GIVEN INSTRUCTION: Will you write out the data exactly, excluding every picture?

***** ENTRIES

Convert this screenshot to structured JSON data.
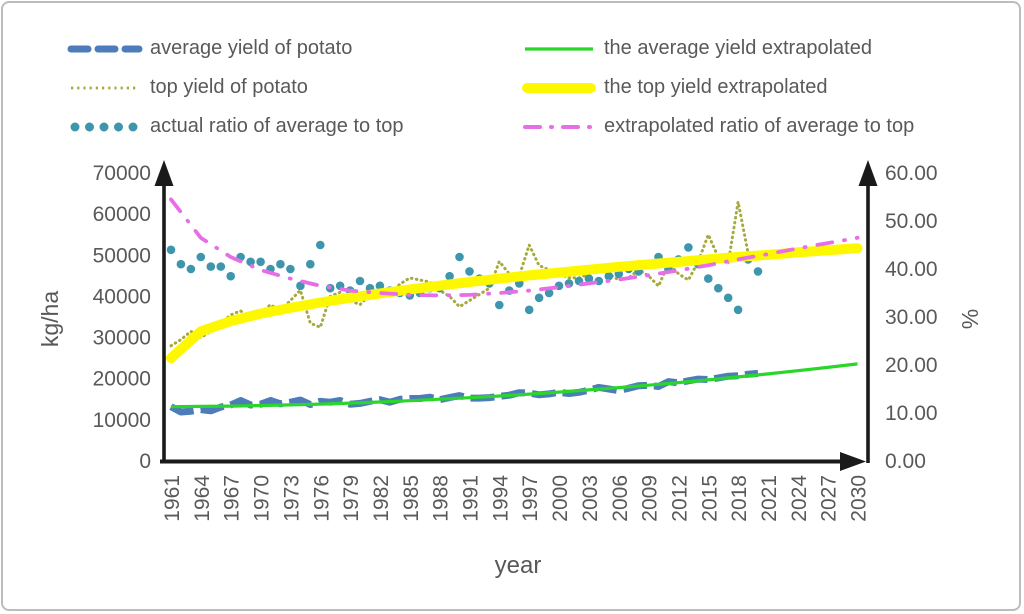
{
  "figure": {
    "background": "#ffffff",
    "border_color": "#bcbcbc",
    "text_color": "#595959",
    "axis_color": "#1a1a1a"
  },
  "legend": {
    "items_left": [
      {
        "label": "average yield of potato",
        "marker": "thick-dashed-line",
        "color": "#4d7cba"
      },
      {
        "label": "top yield of potato",
        "marker": "dotted-line",
        "color": "#a6a93c"
      },
      {
        "label": "actual ratio of average to top",
        "marker": "round-dots",
        "color": "#3e96ad"
      }
    ],
    "items_right": [
      {
        "label": "the average yield extrapolated",
        "marker": "solid-line",
        "color": "#2bd62b"
      },
      {
        "label": "the top yield extrapolated",
        "marker": "thick-solid-line",
        "color": "#fdf800"
      },
      {
        "label": "extrapolated ratio of average to top",
        "marker": "dash-dot-line",
        "color": "#e86ee8"
      }
    ]
  },
  "chart_data": {
    "type": "line",
    "x_axis": {
      "label": "year",
      "range": [
        1961,
        2030
      ],
      "tick_years": [
        1961,
        1964,
        1967,
        1970,
        1973,
        1976,
        1979,
        1982,
        1985,
        1988,
        1991,
        1994,
        1997,
        2000,
        2003,
        2006,
        2009,
        2012,
        2015,
        2018,
        2021,
        2024,
        2027,
        2030
      ]
    },
    "y_axis_left": {
      "label": "kg/ha",
      "range": [
        0,
        70000
      ],
      "ticks": [
        0,
        10000,
        20000,
        30000,
        40000,
        50000,
        60000,
        70000
      ]
    },
    "y_axis_right": {
      "label": "%",
      "range": [
        0,
        60
      ],
      "tick_labels": [
        "0.00",
        "10.00",
        "20.00",
        "30.00",
        "40.00",
        "50.00",
        "60.00"
      ]
    },
    "grid": false,
    "legend_position": "top",
    "series": [
      {
        "name": "average yield of potato",
        "axis": "left",
        "type": "line",
        "style": "thick-dashed",
        "color": "#4d7cba",
        "start_year": 1961,
        "step": 1,
        "values": [
          13200,
          11900,
          12100,
          12500,
          12200,
          13100,
          13600,
          14700,
          13600,
          13800,
          14700,
          13900,
          14300,
          14800,
          13700,
          14500,
          14300,
          14700,
          13800,
          14000,
          14500,
          14900,
          14300,
          15000,
          15200,
          15200,
          15500,
          14900,
          15400,
          15900,
          15300,
          15300,
          15400,
          15700,
          16000,
          16600,
          16500,
          16100,
          16300,
          16700,
          16400,
          16700,
          17200,
          17900,
          17500,
          17100,
          17700,
          18300,
          18400,
          18100,
          19300,
          19000,
          19500,
          19900,
          19800,
          20200,
          20600,
          20700,
          21100,
          21300
        ]
      },
      {
        "name": "top yield of potato",
        "axis": "left",
        "type": "line",
        "style": "dotted",
        "color": "#a6a93c",
        "start_year": 1961,
        "step": 1,
        "values": [
          28000,
          29500,
          31500,
          30000,
          31500,
          33500,
          35500,
          36500,
          34500,
          36000,
          38000,
          36500,
          39000,
          41500,
          33500,
          32500,
          40000,
          41000,
          39000,
          38000,
          40500,
          42000,
          40500,
          43000,
          44500,
          44000,
          43500,
          41500,
          40000,
          37500,
          39000,
          40500,
          42000,
          48500,
          45500,
          45000,
          52500,
          47500,
          46500,
          45500,
          44500,
          44500,
          45500,
          47500,
          45500,
          44000,
          44500,
          46500,
          45000,
          42500,
          48000,
          45500,
          44000,
          48500,
          55000,
          49500,
          48000,
          63000,
          50500,
          50000
        ]
      },
      {
        "name": "actual ratio of average to top",
        "axis": "right",
        "type": "scatter",
        "style": "dots",
        "color": "#3e96ad",
        "start_year": 1961,
        "step": 1,
        "values": [
          44.0,
          41.0,
          40.0,
          42.5,
          40.5,
          40.5,
          38.5,
          42.5,
          41.5,
          41.5,
          40.0,
          41.0,
          40.0,
          36.5,
          41.0,
          45.0,
          36.0,
          36.5,
          35.5,
          37.5,
          36.0,
          36.5,
          35.5,
          35.0,
          34.5,
          35.0,
          36.0,
          36.0,
          38.5,
          42.5,
          39.5,
          38.0,
          37.0,
          32.5,
          35.5,
          37.0,
          31.5,
          34.0,
          35.0,
          36.5,
          37.0,
          37.5,
          38.0,
          37.5,
          38.5,
          39.0,
          40.0,
          39.5,
          41.0,
          42.5,
          40.0,
          42.0,
          44.5,
          41.0,
          38.0,
          36.0,
          34.0,
          31.5,
          42.0,
          39.5
        ]
      },
      {
        "name": "the average yield extrapolated",
        "axis": "left",
        "type": "line",
        "style": "solid-medium",
        "color": "#2bd62b",
        "start_year": 1961,
        "step": 3,
        "values": [
          13200,
          13260,
          13350,
          13480,
          13640,
          13840,
          14080,
          14350,
          14660,
          15010,
          15390,
          15800,
          16260,
          16740,
          17270,
          17830,
          18420,
          19060,
          19720,
          20430,
          21170,
          21940,
          22750,
          23600
        ]
      },
      {
        "name": "the top yield extrapolated",
        "axis": "left",
        "type": "line",
        "style": "solid-thick",
        "color": "#fdf800",
        "start_year": 1961,
        "step": 3,
        "values": [
          25000,
          31500,
          34000,
          35800,
          37200,
          38500,
          39700,
          40700,
          41700,
          42600,
          43500,
          44300,
          45100,
          45800,
          46500,
          47200,
          47800,
          48400,
          49000,
          49600,
          50100,
          50700,
          51200,
          51700
        ]
      },
      {
        "name": "extrapolated ratio of average to top",
        "axis": "right",
        "type": "line",
        "style": "dash-dot",
        "color": "#e86ee8",
        "start_year": 1961,
        "step": 3,
        "values": [
          54.5,
          46.5,
          42.5,
          39.8,
          38.0,
          36.5,
          35.5,
          35.0,
          34.6,
          34.5,
          34.6,
          35.0,
          35.5,
          36.2,
          37.0,
          37.8,
          38.7,
          39.7,
          40.8,
          42.0,
          43.1,
          44.3,
          45.4,
          46.5
        ]
      }
    ]
  }
}
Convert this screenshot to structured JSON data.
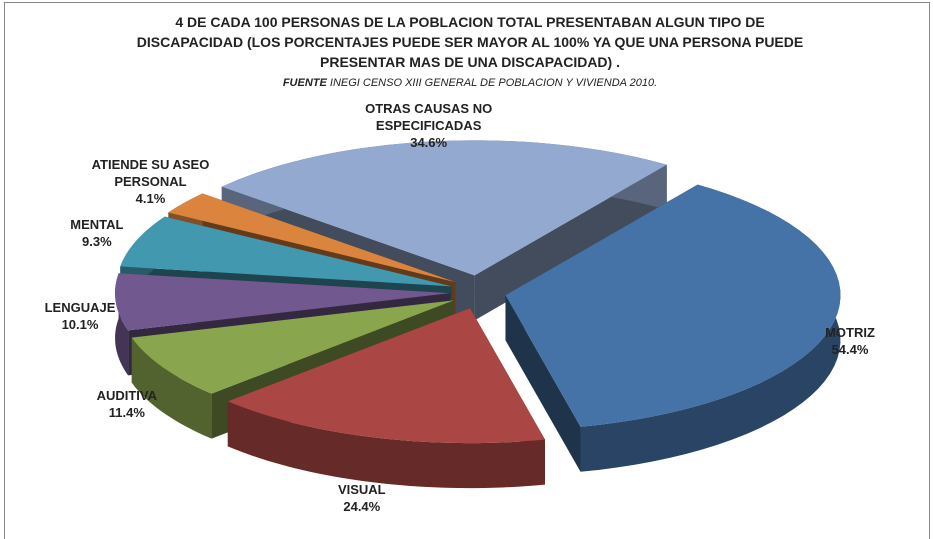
{
  "chart_data": {
    "type": "pie",
    "title": "4 DE CADA 100 PERSONAS DE LA POBLACION TOTAL PRESENTABAN ALGUN TIPO DE DISCAPACIDAD  (LOS PORCENTAJES PUEDE SER MAYOR AL 100% YA QUE UNA PERSONA PUEDE PRESENTAR MAS DE UNA DISCAPACIDAD) .",
    "source_label": "FUENTE",
    "source": "INEGI CENSO XIII  GENERAL DE POBLACION Y VIVIENDA 2010.",
    "categories": [
      "MOTRIZ",
      "VISUAL",
      "AUDITIVA",
      "LENGUAJE",
      "MENTAL",
      "ATIENDE SU ASEO PERSONAL",
      "OTRAS CAUSAS NO ESPECIFICADAS"
    ],
    "values": [
      54.4,
      24.4,
      11.4,
      10.1,
      9.3,
      4.1,
      34.6
    ],
    "value_labels": [
      "54.4%",
      "24.4%",
      "11.4%",
      "10.1%",
      "9.3%",
      "4.1%",
      "34.6%"
    ],
    "colors": [
      "#4572a7",
      "#aa4643",
      "#89a54e",
      "#71588f",
      "#4198af",
      "#db843d",
      "#93a9cf"
    ]
  }
}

**********

RIGHT ANSWER:
Convert this screenshot to structured JSON data.
{
  "figure": {
    "background": "#ffffff",
    "border_color": "#bcbcbc",
    "text_color": "#595959",
    "axis_color": "#1a1a1a"
  },
  "legend": {
    "items_left": [
      {
        "label": "average yield of potato",
        "marker": "thick-dashed-line",
        "color": "#4d7cba"
      },
      {
        "label": "top yield of potato",
        "marker": "dotted-line",
        "color": "#a6a93c"
      },
      {
        "label": "actual ratio of average to top",
        "marker": "round-dots",
        "color": "#3e96ad"
      }
    ],
    "items_right": [
      {
        "label": "the average yield extrapolated",
        "marker": "solid-line",
        "color": "#2bd62b"
      },
      {
        "label": "the top yield extrapolated",
        "marker": "thick-solid-line",
        "color": "#fdf800"
      },
      {
        "label": "extrapolated ratio of average to top",
        "marker": "dash-dot-line",
        "color": "#e86ee8"
      }
    ]
  },
  "chart_data": {
    "type": "line",
    "x_axis": {
      "label": "year",
      "range": [
        1961,
        2030
      ],
      "tick_years": [
        1961,
        1964,
        1967,
        1970,
        1973,
        1976,
        1979,
        1982,
        1985,
        1988,
        1991,
        1994,
        1997,
        2000,
        2003,
        2006,
        2009,
        2012,
        2015,
        2018,
        2021,
        2024,
        2027,
        2030
      ]
    },
    "y_axis_left": {
      "label": "kg/ha",
      "range": [
        0,
        70000
      ],
      "ticks": [
        0,
        10000,
        20000,
        30000,
        40000,
        50000,
        60000,
        70000
      ]
    },
    "y_axis_right": {
      "label": "%",
      "range": [
        0,
        60
      ],
      "tick_labels": [
        "0.00",
        "10.00",
        "20.00",
        "30.00",
        "40.00",
        "50.00",
        "60.00"
      ]
    },
    "grid": false,
    "legend_position": "top",
    "series": [
      {
        "name": "average yield of potato",
        "axis": "left",
        "type": "line",
        "style": "thick-dashed",
        "color": "#4d7cba",
        "start_year": 1961,
        "step": 1,
        "values": [
          13200,
          11900,
          12100,
          12500,
          12200,
          13100,
          13600,
          14700,
          13600,
          13800,
          14700,
          13900,
          14300,
          14800,
          13700,
          14500,
          14300,
          14700,
          13800,
          14000,
          14500,
          14900,
          14300,
          15000,
          15200,
          15200,
          15500,
          14900,
          15400,
          15900,
          15300,
          15300,
          15400,
          15700,
          16000,
          16600,
          16500,
          16100,
          16300,
          16700,
          16400,
          16700,
          17200,
          17900,
          17500,
          17100,
          17700,
          18300,
          18400,
          18100,
          19300,
          19000,
          19500,
          19900,
          19800,
          20200,
          20600,
          20700,
          21100,
          21300
        ]
      },
      {
        "name": "top yield of potato",
        "axis": "left",
        "type": "line",
        "style": "dotted",
        "color": "#a6a93c",
        "start_year": 1961,
        "step": 1,
        "values": [
          28000,
          29500,
          31500,
          30000,
          31500,
          33500,
          35500,
          36500,
          34500,
          36000,
          38000,
          36500,
          39000,
          41500,
          33500,
          32500,
          40000,
          41000,
          39000,
          38000,
          40500,
          42000,
          40500,
          43000,
          44500,
          44000,
          43500,
          41500,
          40000,
          37500,
          39000,
          40500,
          42000,
          48500,
          45500,
          45000,
          52500,
          47500,
          46500,
          45500,
          44500,
          44500,
          45500,
          47500,
          45500,
          44000,
          44500,
          46500,
          45000,
          42500,
          48000,
          45500,
          44000,
          48500,
          55000,
          49500,
          48000,
          63000,
          50500,
          50000
        ]
      },
      {
        "name": "actual ratio of average to top",
        "axis": "right",
        "type": "scatter",
        "style": "dots",
        "color": "#3e96ad",
        "start_year": 1961,
        "step": 1,
        "values": [
          44.0,
          41.0,
          40.0,
          42.5,
          40.5,
          40.5,
          38.5,
          42.5,
          41.5,
          41.5,
          40.0,
          41.0,
          40.0,
          36.5,
          41.0,
          45.0,
          36.0,
          36.5,
          35.5,
          37.5,
          36.0,
          36.5,
          35.5,
          35.0,
          34.5,
          35.0,
          36.0,
          36.0,
          38.5,
          42.5,
          39.5,
          38.0,
          37.0,
          32.5,
          35.5,
          37.0,
          31.5,
          34.0,
          35.0,
          36.5,
          37.0,
          37.5,
          38.0,
          37.5,
          38.5,
          39.0,
          40.0,
          39.5,
          41.0,
          42.5,
          40.0,
          42.0,
          44.5,
          41.0,
          38.0,
          36.0,
          34.0,
          31.5,
          42.0,
          39.5
        ]
      },
      {
        "name": "the average yield extrapolated",
        "axis": "left",
        "type": "line",
        "style": "solid-medium",
        "color": "#2bd62b",
        "start_year": 1961,
        "step": 3,
        "values": [
          13200,
          13260,
          13350,
          13480,
          13640,
          13840,
          14080,
          14350,
          14660,
          15010,
          15390,
          15800,
          16260,
          16740,
          17270,
          17830,
          18420,
          19060,
          19720,
          20430,
          21170,
          21940,
          22750,
          23600
        ]
      },
      {
        "name": "the top yield extrapolated",
        "axis": "left",
        "type": "line",
        "style": "solid-thick",
        "color": "#fdf800",
        "start_year": 1961,
        "step": 3,
        "values": [
          25000,
          31500,
          34000,
          35800,
          37200,
          38500,
          39700,
          40700,
          41700,
          42600,
          43500,
          44300,
          45100,
          45800,
          46500,
          47200,
          47800,
          48400,
          49000,
          49600,
          50100,
          50700,
          51200,
          51700
        ]
      },
      {
        "name": "extrapolated ratio of average to top",
        "axis": "right",
        "type": "line",
        "style": "dash-dot",
        "color": "#e86ee8",
        "start_year": 1961,
        "step": 3,
        "values": [
          54.5,
          46.5,
          42.5,
          39.8,
          38.0,
          36.5,
          35.5,
          35.0,
          34.6,
          34.5,
          34.6,
          35.0,
          35.5,
          36.2,
          37.0,
          37.8,
          38.7,
          39.7,
          40.8,
          42.0,
          43.1,
          44.3,
          45.4,
          46.5
        ]
      }
    ]
  }
}
Convert this screenshot to structured JSON data.
{
  "chart_data": {
    "type": "pie",
    "title": "4 DE CADA 100 PERSONAS DE LA POBLACION TOTAL PRESENTABAN ALGUN TIPO DE DISCAPACIDAD  (LOS PORCENTAJES PUEDE SER MAYOR AL 100% YA QUE UNA PERSONA PUEDE PRESENTAR MAS DE UNA DISCAPACIDAD) .",
    "source_label": "FUENTE",
    "source": "INEGI CENSO XIII  GENERAL DE POBLACION Y VIVIENDA 2010.",
    "categories": [
      "MOTRIZ",
      "VISUAL",
      "AUDITIVA",
      "LENGUAJE",
      "MENTAL",
      "ATIENDE SU ASEO PERSONAL",
      "OTRAS CAUSAS NO ESPECIFICADAS"
    ],
    "values": [
      54.4,
      24.4,
      11.4,
      10.1,
      9.3,
      4.1,
      34.6
    ],
    "value_labels": [
      "54.4%",
      "24.4%",
      "11.4%",
      "10.1%",
      "9.3%",
      "4.1%",
      "34.6%"
    ],
    "colors": [
      "#4572a7",
      "#aa4643",
      "#89a54e",
      "#71588f",
      "#4198af",
      "#db843d",
      "#93a9cf"
    ]
  }
}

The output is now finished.